(Excerpt from a dataset)
________________________

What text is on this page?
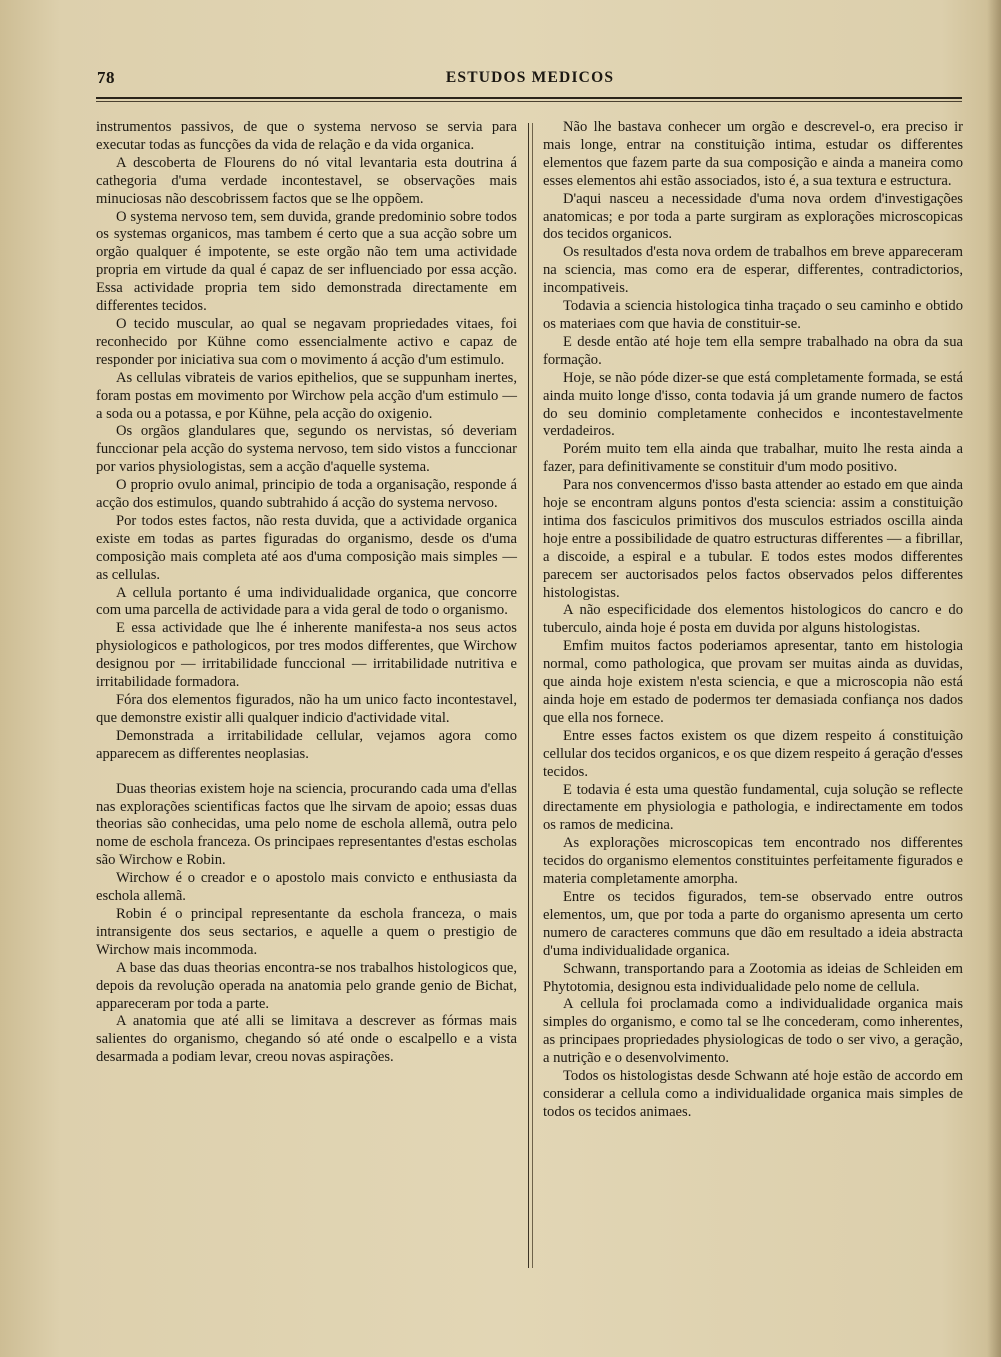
78	ESTUDOS MEDICOS

instrumentos passivos, de que o systema nervoso se servia para executar todas as funcções da vida de relação e da vida organica.

A descoberta de Flourens do nó vital levantaria esta doutrina á cathegoria d'uma verdade incontestavel, se observações mais minuciosas não descobrissem factos que se lhe oppõem.

O systema nervoso tem, sem duvida, grande predominio sobre todos os systemas organicos, mas tambem é certo que a sua acção sobre um orgão qualquer é impotente, se este orgão não tem uma actividade propria em virtude da qual é capaz de ser influenciado por essa acção. Essa actividade propria tem sido demonstrada directamente em differentes tecidos.

O tecido muscular, ao qual se negavam propriedades vitaes, foi reconhecido por Kühne como essencialmente activo e capaz de responder por iniciativa sua com o movimento á acção d'um estimulo.

As cellulas vibrateis de varios epithelios, que se suppunham inertes, foram postas em movimento por Wirchow pela acção d'um estimulo — a soda ou a potassa, e por Kühne, pela acção do oxigenio.

Os orgãos glandulares que, segundo os nervistas, só deveriam funccionar pela acção do systema nervoso, tem sido vistos a funccionar por varios physiologistas, sem a acção d'aquelle systema.

O proprio ovulo animal, principio de toda a organisação, responde á acção dos estimulos, quando subtrahido á acção do systema nervoso.

Por todos estes factos, não resta duvida, que a actividade organica existe em todas as partes figuradas do organismo, desde os d'uma composição mais completa até aos d'uma composição mais simples — as cellulas.

A cellula portanto é uma individualidade organica, que concorre com uma parcella de actividade para a vida geral de todo o organismo.

E essa actividade que lhe é inherente manifesta-a nos seus actos physiologicos e pathologicos, por tres modos differentes, que Wirchow designou por — irritabilidade funccional — irritabilidade nutritiva e irritabilidade formadora.

Fóra dos elementos figurados, não ha um unico facto incontestavel, que demonstre existir alli qualquer indicio d'actividade vital.

Demonstrada a irritabilidade cellular, vejamos agora como apparecem as differentes neoplasias.

Duas theorias existem hoje na sciencia, procurando cada uma d'ellas nas explorações scientificas factos que lhe sirvam de apoio; essas duas theorias são conhecidas, uma pelo nome de eschola allemã, outra pelo nome de eschola franceza. Os principaes representantes d'estas escholas são Wirchow e Robin.

Wirchow é o creador e o apostolo mais convicto e enthusiasta da eschola allemã.

Robin é o principal representante da eschola franceza, o mais intransigente dos seus sectarios, e aquelle a quem o prestigio de Wirchow mais incommoda.

A base das duas theorias encontra-se nos trabalhos histologicos que, depois da revolução operada na anatomia pelo grande genio de Bichat, appareceram por toda a parte.

A anatomia que até alli se limitava a descrever as fórmas mais salientes do organismo, chegando só até onde o escalpello e a vista desarmada a podiam levar, creou novas aspirações.

Não lhe bastava conhecer um orgão e descrevel-o, era preciso ir mais longe, entrar na constituição intima, estudar os differentes elementos que fazem parte da sua composição e ainda a maneira como esses elementos ahi estão associados, isto é, a sua textura e estructura.

D'aqui nasceu a necessidade d'uma nova ordem d'investigações anatomicas; e por toda a parte surgiram as explorações microscopicas dos tecidos organicos.

Os resultados d'esta nova ordem de trabalhos em breve appareceram na sciencia, mas como era de esperar, differentes, contradictorios, incompativeis.

Todavia a sciencia histologica tinha traçado o seu caminho e obtido os materiaes com que havia de constituir-se.

E desde então até hoje tem ella sempre trabalhado na obra da sua formação.

Hoje, se não póde dizer-se que está completamente formada, se está ainda muito longe d'isso, conta todavia já um grande numero de factos do seu dominio completamente conhecidos e incontestavelmente verdadeiros.

Porém muito tem ella ainda que trabalhar, muito lhe resta ainda a fazer, para definitivamente se constituir d'um modo positivo.

Para nos convencermos d'isso basta attender ao estado em que ainda hoje se encontram alguns pontos d'esta sciencia: assim a constituição intima dos fasciculos primitivos dos musculos estriados oscilla ainda hoje entre a possibilidade de quatro estructuras differentes — a fibrillar, a discoide, a espiral e a tubular. E todos estes modos differentes parecem ser auctorisados pelos factos observados pelos differentes histologistas.

A não especificidade dos elementos histologicos do cancro e do tuberculo, ainda hoje é posta em duvida por alguns histologistas.

Emfim muitos factos poderiamos apresentar, tanto em histologia normal, como pathologica, que provam ser muitas ainda as duvidas, que ainda hoje existem n'esta sciencia, e que a microscopia não está ainda hoje em estado de podermos ter demasiada confiança nos dados que ella nos fornece.

Entre esses factos existem os que dizem respeito á constituição cellular dos tecidos organicos, e os que dizem respeito á geração d'esses tecidos.

E todavia é esta uma questão fundamental, cuja solução se reflecte directamente em physiologia e pathologia, e indirectamente em todos os ramos de medicina.

As explorações microscopicas tem encontrado nos differentes tecidos do organismo elementos constituintes perfeitamente figurados e materia completamente amorpha.

Entre os tecidos figurados, tem-se observado entre outros elementos, um, que por toda a parte do organismo apresenta um certo numero de caracteres communs que dão em resultado a ideia abstracta d'uma individualidade organica.

Schwann, transportando para a Zootomia as ideias de Schleiden em Phytotomia, designou esta individualidade pelo nome de cellula.

A cellula foi proclamada como a individualidade organica mais simples do organismo, e como tal se lhe concederam, como inherentes, as principaes propriedades physiologicas de todo o ser vivo, a geração, a nutrição e o desenvolvimento.

Todos os histologistas desde Schwann até hoje estão de accordo em considerar a cellula como a individualidade organica mais simples de todos os tecidos animaes.
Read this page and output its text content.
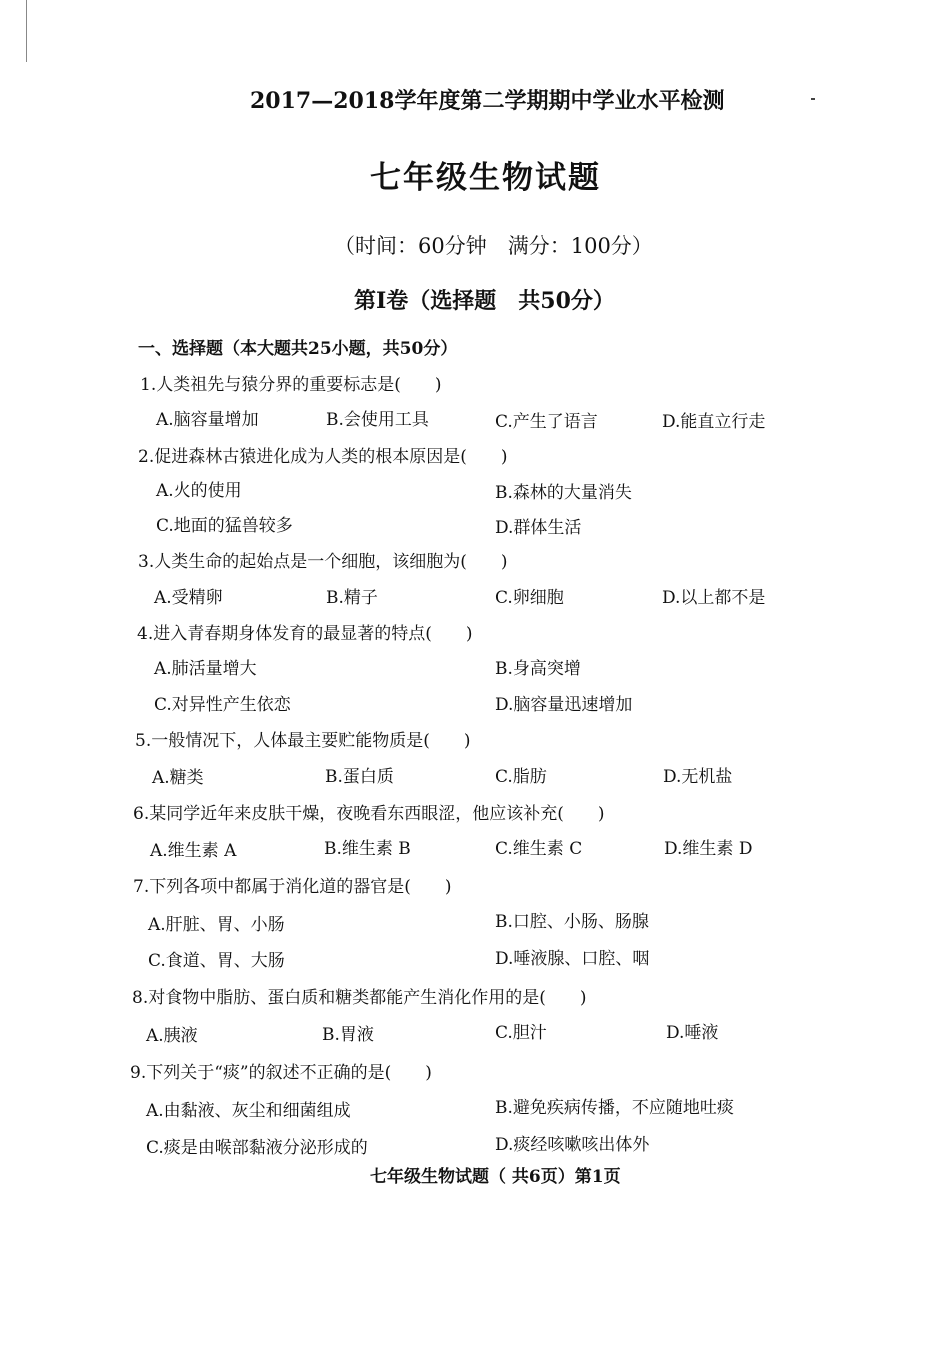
2017—2018学年度第二学期期中学业水平检测
七年级生物试题
（时间：60分钟　满分：100分）
第Ⅰ卷（选择题　共50分）
一、选择题（本大题共25小题，共50分）
1.人类祖先与猿分界的重要标志是(　　)
A.脑容量增加	B.会使用工具	C.产生了语言	D.能直立行走
2.促进森林古猿进化成为人类的根本原因是(　　)
A.火的使用	B.森林的大量消失
C.地面的猛兽较多	D.群体生活
3.人类生命的起始点是一个细胞，该细胞为(　　)
A.受精卵	B.精子	C.卵细胞	D.以上都不是
4.进入青春期身体发育的最显著的特点(　　)
A.肺活量增大	B.身高突增
C.对异性产生依恋	D.脑容量迅速增加
5.一般情况下，人体最主要贮能物质是(　　)
A.糖类	B.蛋白质	C.脂肪	D.无机盐
6.某同学近年来皮肤干燥，夜晚看东西眼涩，他应该补充(　　)
A.维生素 A	B.维生素 B	C.维生素 C	D.维生素 D
7.下列各项中都属于消化道的器官是(　　)
A.肝脏、胃、小肠	B.口腔、小肠、肠腺
C.食道、胃、大肠	D.唾液腺、口腔、咽
8.对食物中脂肪、蛋白质和糖类都能产生消化作用的是(　　)
A.胰液	B.胃液	C.胆汁	D.唾液
9.下列关于“痰”的叙述不正确的是(　　)
A.由黏液、灰尘和细菌组成	B.避免疾病传播，不应随地吐痰
C.痰是由喉部黏液分泌形成的	D.痰经咳嗽咳出体外
七年级生物试题（ 共6页）第1页
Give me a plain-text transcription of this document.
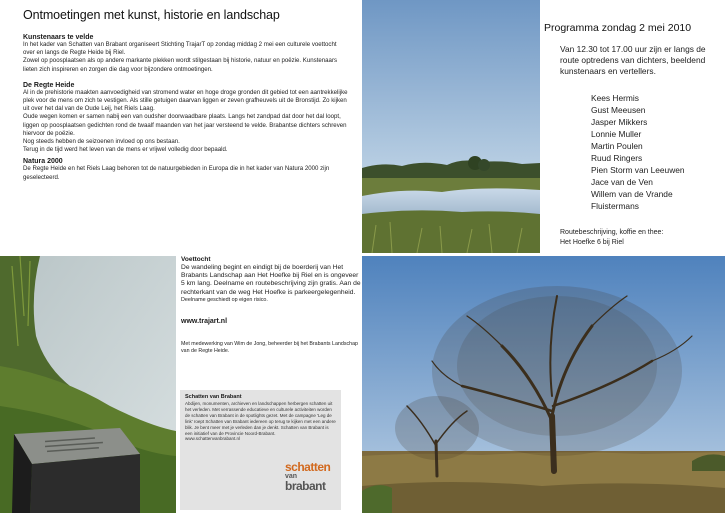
Ontmoetingen met kunst, historie en landschap
Kunstenaars te velde

In het kader van Schatten van Brabant organiseert Stichting TrajarT op zondag middag 2 mei een culturele voettocht over en langs de Regte Heide bij Riel.

Zowel op poosplaatsen als op andere markante plekken wordt stilgestaan bij historie, natuur en poëzie. Kunstenaars lieten zich inspireren en zorgen die dag voor bijzondere ontmoetingen.

De Regte Heide

Al in de prehistorie maakten aanvoedigheid van stromend water en hoge droge gronden dit gebied tot een aantrekkelijke plek voor de mens om zich te vestigen. Als stille getuigen daarvan liggen er zeven grafheuvels uit de Bronstijd. Zo kijken uit over het dal van de Oude Leij, het Riels Laag.

Oude wegen komen er samen nabij een van oudsher doorwaadbare plaats. Langs het zandpad dat door het dal loopt, liggen op poosplaatsen gedichten rond de twaalf maanden van het jaar versteend te velde. Brabantse dichters schreven hiervoor de poëzie.

Nog steeds hebben de seizoenen invloed op ons bestaan.

Terug in de tijd werd het leven van de mens er vrijwel volledig door bepaald.

Natura 2000

De Regte Heide en het Riels Laag behoren tot de natuurgebieden in Europa die in het kader van Natura 2000 zijn geselecteerd.

Programma zondag 2 mei 2010
Van 12.30 tot 17.00 uur zijn er langs de route optredens van dichters, beeldend kunstenaars en vertellers.
Kees Hermis
Gust Meeusen
Jasper Mikkers
Lonnie Muller
Martin Poulen
Ruud Ringers
Pien Storm van Leeuwen
Jace van de Ven
Willem van de Vrande
Fluistermans
Routebeschrijving, koffie en thee:
Het Hoefke 6 bij Riel
Voettocht

De wandeling begint en eindigt bij de boerderij van Het Brabants Landschap aan Het Hoefke bij Riel en is ongeveer 5 km lang. Deelname en routebeschrijving zijn gratis. Aan de rechterkant van de weg Het Hoefke is parkeergelegenheid.

Deelname geschiedt op eigen risico.

www.trajart.nl
Met medewerking van Wim de Jong, beheerder bij het Brabants Landschap van de Regte Heide.
Schatten van Brabant
Abdijen, monumenten, archieven en landschappen herbergen schatten uit het verleden. Met verrassende educatieve en culturele activiteiten worden de schatten van Brabant in de spotlights gezet. Met de campagne 'Leg de link' roept Schatten van Brabant iedereen op terug te kijken met een andere blik. Je bent meer met je verleden dan je denkt. Schatten van Brabant is een initiatief van de Provincie Noord-Brabant.
www.schattenvanbrabant.nl
schatten
van
brabant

________________________

▸ **Task requirements**
Search the lines above for the string "completamente" and copy each line that has it.

▸ **Problem solution**
Hoje, se não póde dizer-se que está completamente formada, se está ainda muito longe d'isso, conta todavia já um grande numero de factos do seu dominio completamente conhecidos e incontestavelmente verdadeiros.
As explorações microscopicas tem encontrado nos differentes tecidos do organismo elementos constituintes perfeitamente figurados e materia completamente amorpha.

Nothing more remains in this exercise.